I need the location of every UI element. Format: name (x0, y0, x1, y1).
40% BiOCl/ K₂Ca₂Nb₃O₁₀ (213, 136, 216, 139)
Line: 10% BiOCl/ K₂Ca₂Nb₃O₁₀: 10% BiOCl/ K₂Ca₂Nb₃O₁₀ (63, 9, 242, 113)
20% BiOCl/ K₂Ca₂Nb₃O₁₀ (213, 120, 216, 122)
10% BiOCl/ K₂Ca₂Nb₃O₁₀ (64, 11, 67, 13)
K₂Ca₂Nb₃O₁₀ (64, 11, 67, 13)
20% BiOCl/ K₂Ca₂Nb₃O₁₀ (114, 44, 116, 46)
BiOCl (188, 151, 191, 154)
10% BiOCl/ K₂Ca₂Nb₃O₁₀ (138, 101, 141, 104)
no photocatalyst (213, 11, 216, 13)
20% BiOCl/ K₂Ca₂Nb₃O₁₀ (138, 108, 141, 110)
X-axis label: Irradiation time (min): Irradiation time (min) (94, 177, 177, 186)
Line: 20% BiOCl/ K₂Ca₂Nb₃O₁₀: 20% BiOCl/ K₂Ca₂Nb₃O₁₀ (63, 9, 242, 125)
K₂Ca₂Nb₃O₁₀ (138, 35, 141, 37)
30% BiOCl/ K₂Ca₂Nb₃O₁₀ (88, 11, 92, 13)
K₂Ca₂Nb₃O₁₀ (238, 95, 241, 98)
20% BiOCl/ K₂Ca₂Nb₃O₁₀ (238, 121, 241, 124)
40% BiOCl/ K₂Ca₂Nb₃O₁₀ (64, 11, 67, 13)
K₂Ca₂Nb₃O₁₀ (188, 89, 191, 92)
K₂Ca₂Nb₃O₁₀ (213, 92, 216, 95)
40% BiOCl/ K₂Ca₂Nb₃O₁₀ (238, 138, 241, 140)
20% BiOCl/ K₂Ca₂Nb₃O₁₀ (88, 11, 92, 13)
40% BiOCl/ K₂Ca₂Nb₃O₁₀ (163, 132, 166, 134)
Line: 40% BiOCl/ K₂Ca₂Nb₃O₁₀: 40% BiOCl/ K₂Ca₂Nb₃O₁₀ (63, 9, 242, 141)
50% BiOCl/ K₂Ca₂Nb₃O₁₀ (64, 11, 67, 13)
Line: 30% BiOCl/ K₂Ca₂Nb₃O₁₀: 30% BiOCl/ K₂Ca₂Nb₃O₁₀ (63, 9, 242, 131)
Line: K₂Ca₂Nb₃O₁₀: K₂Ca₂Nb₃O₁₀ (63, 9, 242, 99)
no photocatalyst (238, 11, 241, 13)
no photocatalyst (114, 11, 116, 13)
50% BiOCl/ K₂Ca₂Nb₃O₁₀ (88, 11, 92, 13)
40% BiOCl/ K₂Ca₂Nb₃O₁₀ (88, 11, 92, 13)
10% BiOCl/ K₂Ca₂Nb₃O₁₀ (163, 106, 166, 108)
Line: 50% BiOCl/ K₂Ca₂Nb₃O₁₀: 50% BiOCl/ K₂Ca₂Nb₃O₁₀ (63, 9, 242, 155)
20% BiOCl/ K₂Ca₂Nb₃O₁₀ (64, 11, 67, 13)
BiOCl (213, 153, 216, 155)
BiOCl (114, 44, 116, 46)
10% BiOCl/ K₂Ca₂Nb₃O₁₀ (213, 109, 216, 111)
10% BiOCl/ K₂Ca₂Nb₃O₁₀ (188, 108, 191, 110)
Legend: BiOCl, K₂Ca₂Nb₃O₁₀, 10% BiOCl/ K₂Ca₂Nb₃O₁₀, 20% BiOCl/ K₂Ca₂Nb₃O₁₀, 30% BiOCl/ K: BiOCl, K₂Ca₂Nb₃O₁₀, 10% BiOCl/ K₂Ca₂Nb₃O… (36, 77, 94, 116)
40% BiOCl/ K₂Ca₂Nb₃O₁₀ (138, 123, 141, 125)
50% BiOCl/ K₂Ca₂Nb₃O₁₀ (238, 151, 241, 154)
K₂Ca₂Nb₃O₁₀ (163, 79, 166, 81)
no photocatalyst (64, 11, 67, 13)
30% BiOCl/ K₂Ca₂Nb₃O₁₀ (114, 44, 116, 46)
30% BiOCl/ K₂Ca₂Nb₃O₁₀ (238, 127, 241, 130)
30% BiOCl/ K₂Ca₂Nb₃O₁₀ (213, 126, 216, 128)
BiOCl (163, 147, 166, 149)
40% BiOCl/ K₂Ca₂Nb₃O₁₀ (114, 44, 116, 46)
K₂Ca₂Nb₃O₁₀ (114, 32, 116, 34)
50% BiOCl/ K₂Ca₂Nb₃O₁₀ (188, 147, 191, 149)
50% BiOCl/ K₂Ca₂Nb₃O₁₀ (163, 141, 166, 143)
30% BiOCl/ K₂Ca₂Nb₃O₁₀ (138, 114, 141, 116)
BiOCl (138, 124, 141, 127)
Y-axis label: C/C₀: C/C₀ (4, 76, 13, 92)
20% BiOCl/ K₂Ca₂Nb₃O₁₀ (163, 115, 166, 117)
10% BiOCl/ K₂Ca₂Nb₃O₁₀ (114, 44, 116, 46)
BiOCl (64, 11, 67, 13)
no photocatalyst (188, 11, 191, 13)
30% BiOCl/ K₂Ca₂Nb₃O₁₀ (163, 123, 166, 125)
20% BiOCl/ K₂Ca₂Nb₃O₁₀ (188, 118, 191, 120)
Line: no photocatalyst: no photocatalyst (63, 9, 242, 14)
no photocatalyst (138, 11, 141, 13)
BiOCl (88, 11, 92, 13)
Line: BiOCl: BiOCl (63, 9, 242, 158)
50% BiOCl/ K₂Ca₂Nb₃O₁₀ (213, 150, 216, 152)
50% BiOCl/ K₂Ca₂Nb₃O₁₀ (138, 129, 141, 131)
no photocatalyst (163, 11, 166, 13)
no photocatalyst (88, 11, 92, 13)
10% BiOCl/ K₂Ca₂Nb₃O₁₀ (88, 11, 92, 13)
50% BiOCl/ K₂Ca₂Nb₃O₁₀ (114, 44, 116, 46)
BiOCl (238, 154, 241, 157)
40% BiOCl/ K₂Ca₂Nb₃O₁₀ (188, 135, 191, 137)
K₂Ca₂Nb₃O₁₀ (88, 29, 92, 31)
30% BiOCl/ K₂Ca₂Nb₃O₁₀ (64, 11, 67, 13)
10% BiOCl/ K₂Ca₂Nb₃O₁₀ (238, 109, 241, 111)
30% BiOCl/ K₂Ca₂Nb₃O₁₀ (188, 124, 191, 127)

★ ★ ★

* **Request**: Reproduce every entry above verbatim, preserving each line and its original order.

* **Correct result**:
I need the location of every UI element. Format: name (x0, y0, x1, y1).
40% BiOCl/ K₂Ca₂Nb₃O₁₀ (213, 136, 216, 139)
Line: 10% BiOCl/ K₂Ca₂Nb₃O₁₀: 10% BiOCl/ K₂Ca₂Nb₃O₁₀ (63, 9, 242, 113)
20% BiOCl/ K₂Ca₂Nb₃O₁₀ (213, 120, 216, 122)
10% BiOCl/ K₂Ca₂Nb₃O₁₀ (64, 11, 67, 13)
K₂Ca₂Nb₃O₁₀ (64, 11, 67, 13)
20% BiOCl/ K₂Ca₂Nb₃O₁₀ (114, 44, 116, 46)
BiOCl (188, 151, 191, 154)
10% BiOCl/ K₂Ca₂Nb₃O₁₀ (138, 101, 141, 104)
no photocatalyst (213, 11, 216, 13)
20% BiOCl/ K₂Ca₂Nb₃O₁₀ (138, 108, 141, 110)
X-axis label: Irradiation time (min): Irradiation time (min) (94, 177, 177, 186)
Line: 20% BiOCl/ K₂Ca₂Nb₃O₁₀: 20% BiOCl/ K₂Ca₂Nb₃O₁₀ (63, 9, 242, 125)
K₂Ca₂Nb₃O₁₀ (138, 35, 141, 37)
30% BiOCl/ K₂Ca₂Nb₃O₁₀ (88, 11, 92, 13)
K₂Ca₂Nb₃O₁₀ (238, 95, 241, 98)
20% BiOCl/ K₂Ca₂Nb₃O₁₀ (238, 121, 241, 124)
40% BiOCl/ K₂Ca₂Nb₃O₁₀ (64, 11, 67, 13)
K₂Ca₂Nb₃O₁₀ (188, 89, 191, 92)
K₂Ca₂Nb₃O₁₀ (213, 92, 216, 95)
40% BiOCl/ K₂Ca₂Nb₃O₁₀ (238, 138, 241, 140)
20% BiOCl/ K₂Ca₂Nb₃O₁₀ (88, 11, 92, 13)
40% BiOCl/ K₂Ca₂Nb₃O₁₀ (163, 132, 166, 134)
Line: 40% BiOCl/ K₂Ca₂Nb₃O₁₀: 40% BiOCl/ K₂Ca₂Nb₃O₁₀ (63, 9, 242, 141)
50% BiOCl/ K₂Ca₂Nb₃O₁₀ (64, 11, 67, 13)
Line: 30% BiOCl/ K₂Ca₂Nb₃O₁₀: 30% BiOCl/ K₂Ca₂Nb₃O₁₀ (63, 9, 242, 131)
Line: K₂Ca₂Nb₃O₁₀: K₂Ca₂Nb₃O₁₀ (63, 9, 242, 99)
no photocatalyst (238, 11, 241, 13)
no photocatalyst (114, 11, 116, 13)
50% BiOCl/ K₂Ca₂Nb₃O₁₀ (88, 11, 92, 13)
40% BiOCl/ K₂Ca₂Nb₃O₁₀ (88, 11, 92, 13)
10% BiOCl/ K₂Ca₂Nb₃O₁₀ (163, 106, 166, 108)
Line: 50% BiOCl/ K₂Ca₂Nb₃O₁₀: 50% BiOCl/ K₂Ca₂Nb₃O₁₀ (63, 9, 242, 155)
20% BiOCl/ K₂Ca₂Nb₃O₁₀ (64, 11, 67, 13)
BiOCl (213, 153, 216, 155)
BiOCl (114, 44, 116, 46)
10% BiOCl/ K₂Ca₂Nb₃O₁₀ (213, 109, 216, 111)
10% BiOCl/ K₂Ca₂Nb₃O₁₀ (188, 108, 191, 110)
Legend: BiOCl, K₂Ca₂Nb₃O₁₀, 10% BiOCl/ K₂Ca₂Nb₃O₁₀, 20% BiOCl/ K₂Ca₂Nb₃O₁₀, 30% BiOCl/ K: BiOCl, K₂Ca₂Nb₃O₁₀, 10% BiOCl/ K₂Ca₂Nb₃O… (36, 77, 94, 116)
40% BiOCl/ K₂Ca₂Nb₃O₁₀ (138, 123, 141, 125)
50% BiOCl/ K₂Ca₂Nb₃O₁₀ (238, 151, 241, 154)
K₂Ca₂Nb₃O₁₀ (163, 79, 166, 81)
no photocatalyst (64, 11, 67, 13)
30% BiOCl/ K₂Ca₂Nb₃O₁₀ (114, 44, 116, 46)
30% BiOCl/ K₂Ca₂Nb₃O₁₀ (238, 127, 241, 130)
30% BiOCl/ K₂Ca₂Nb₃O₁₀ (213, 126, 216, 128)
BiOCl (163, 147, 166, 149)
40% BiOCl/ K₂Ca₂Nb₃O₁₀ (114, 44, 116, 46)
K₂Ca₂Nb₃O₁₀ (114, 32, 116, 34)
50% BiOCl/ K₂Ca₂Nb₃O₁₀ (188, 147, 191, 149)
50% BiOCl/ K₂Ca₂Nb₃O₁₀ (163, 141, 166, 143)
30% BiOCl/ K₂Ca₂Nb₃O₁₀ (138, 114, 141, 116)
BiOCl (138, 124, 141, 127)
Y-axis label: C/C₀: C/C₀ (4, 76, 13, 92)
20% BiOCl/ K₂Ca₂Nb₃O₁₀ (163, 115, 166, 117)
10% BiOCl/ K₂Ca₂Nb₃O₁₀ (114, 44, 116, 46)
BiOCl (64, 11, 67, 13)
no photocatalyst (188, 11, 191, 13)
30% BiOCl/ K₂Ca₂Nb₃O₁₀ (163, 123, 166, 125)
20% BiOCl/ K₂Ca₂Nb₃O₁₀ (188, 118, 191, 120)
Line: no photocatalyst: no photocatalyst (63, 9, 242, 14)
no photocatalyst (138, 11, 141, 13)
BiOCl (88, 11, 92, 13)
Line: BiOCl: BiOCl (63, 9, 242, 158)
50% BiOCl/ K₂Ca₂Nb₃O₁₀ (213, 150, 216, 152)
50% BiOCl/ K₂Ca₂Nb₃O₁₀ (138, 129, 141, 131)
no photocatalyst (163, 11, 166, 13)
no photocatalyst (88, 11, 92, 13)
10% BiOCl/ K₂Ca₂Nb₃O₁₀ (88, 11, 92, 13)
50% BiOCl/ K₂Ca₂Nb₃O₁₀ (114, 44, 116, 46)
BiOCl (238, 154, 241, 157)
40% BiOCl/ K₂Ca₂Nb₃O₁₀ (188, 135, 191, 137)
K₂Ca₂Nb₃O₁₀ (88, 29, 92, 31)
30% BiOCl/ K₂Ca₂Nb₃O₁₀ (64, 11, 67, 13)
10% BiOCl/ K₂Ca₂Nb₃O₁₀ (238, 109, 241, 111)
30% BiOCl/ K₂Ca₂Nb₃O₁₀ (188, 124, 191, 127)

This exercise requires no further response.